WRITTEN REQUEST
Do not carry the pictures over; copy every other part of the entries exactly.

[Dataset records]
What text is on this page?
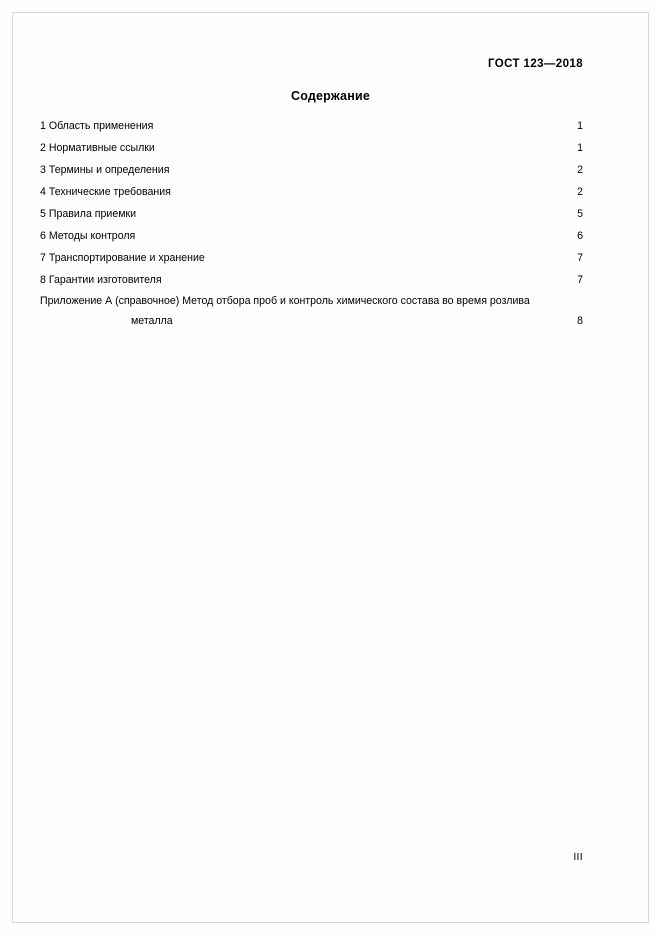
ГОСТ 123—2018
Содержание
1 Область применения . . .	1
2 Нормативные ссылки . . .	1
3 Термины и определения . . .	2
4 Технические требования . . .	2
5 Правила приемки . . .	5
6 Методы контроля . . .	6
7 Транспортирование и хранение . . .	7
8 Гарантии изготовителя . . .	7
Приложение А (справочное) Метод отбора проб и контроль химического состава во время розлива
металла . . .	8
III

ANSWER
What text is on this page?
ГОСТ 123—2018
Содержание
1 Область применения . . .	1
2 Нормативные ссылки . . .	1
3 Термины и определения . . .	2
4 Технические требования . . .	2
5 Правила приемки . . .	5
6 Методы контроля . . .	6
7 Транспортирование и хранение . . .	7
8 Гарантии изготовителя . . .	7
Приложение А (справочное) Метод отбора проб и контроль химического состава во время розлива
металла . . .	8
III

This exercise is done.